(Dataset excerpts)
>> start

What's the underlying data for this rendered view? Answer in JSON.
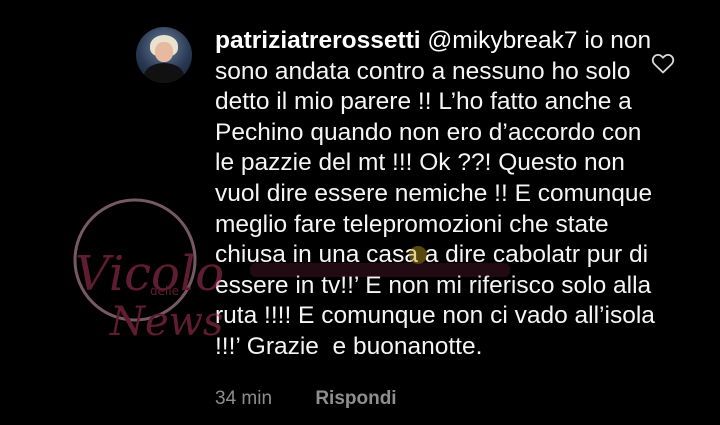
{
  "comment": {
    "username": "patriziatrerossetti",
    "mention": "@mikybreak7",
    "text": " io non sono andata contro a nessuno ho solo detto il mio parere !! L’ho fatto anche a Pechino quando non ero d’accordo con le pazzie del mt !!! Ok ??! Questo non vuol dire essere nemiche !! E comunque meglio fare telepromozioni che state chiusa in una casa a dire cabolatr pur di essere in tv!!’ E non mi riferisco solo alla ruta !!!! E comunque non ci vado all’isola !!!’ Grazie  e buonanotte.",
    "time": "34 min",
    "reply_label": "Rispondi",
    "like_icon": "heart-outline-icon"
  },
  "watermark": {
    "line1": "Vicolo",
    "line2": "delle",
    "line3": "News"
  },
  "colors": {
    "background": "#000000",
    "text": "#f5f5f5",
    "meta": "#8e8e8e",
    "watermark": "#b0365a"
  }
}
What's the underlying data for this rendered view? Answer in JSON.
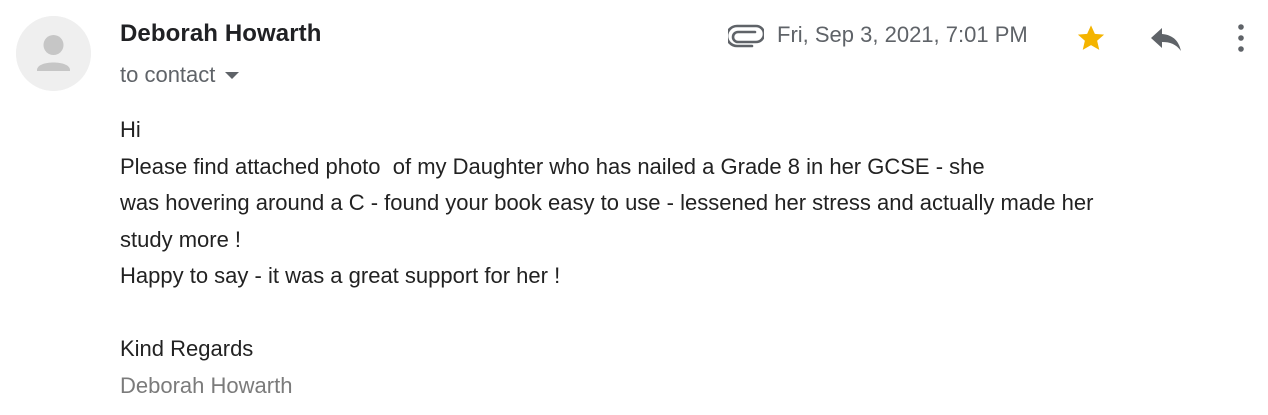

>> end

Repeat everything in the records precisely. Images are excluded from the copy.

What's the underlying data for this rendered view? Answer in JSON.
{
  "comment": {
    "username": "patriziatrerossetti",
    "mention": "@mikybreak7",
    "text": " io non sono andata contro a nessuno ho solo detto il mio parere !! L’ho fatto anche a Pechino quando non ero d’accordo con le pazzie del mt !!! Ok ??! Questo non vuol dire essere nemiche !! E comunque meglio fare telepromozioni che state chiusa in una casa a dire cabolatr pur di essere in tv!!’ E non mi riferisco solo alla ruta !!!! E comunque non ci vado all’isola !!!’ Grazie  e buonanotte.",
    "time": "34 min",
    "reply_label": "Rispondi",
    "like_icon": "heart-outline-icon"
  },
  "watermark": {
    "line1": "Vicolo",
    "line2": "delle",
    "line3": "News"
  },
  "colors": {
    "background": "#000000",
    "text": "#f5f5f5",
    "meta": "#8e8e8e",
    "watermark": "#b0365a"
  }
}
What's the underlying data for this rendered view? Answer in JSON.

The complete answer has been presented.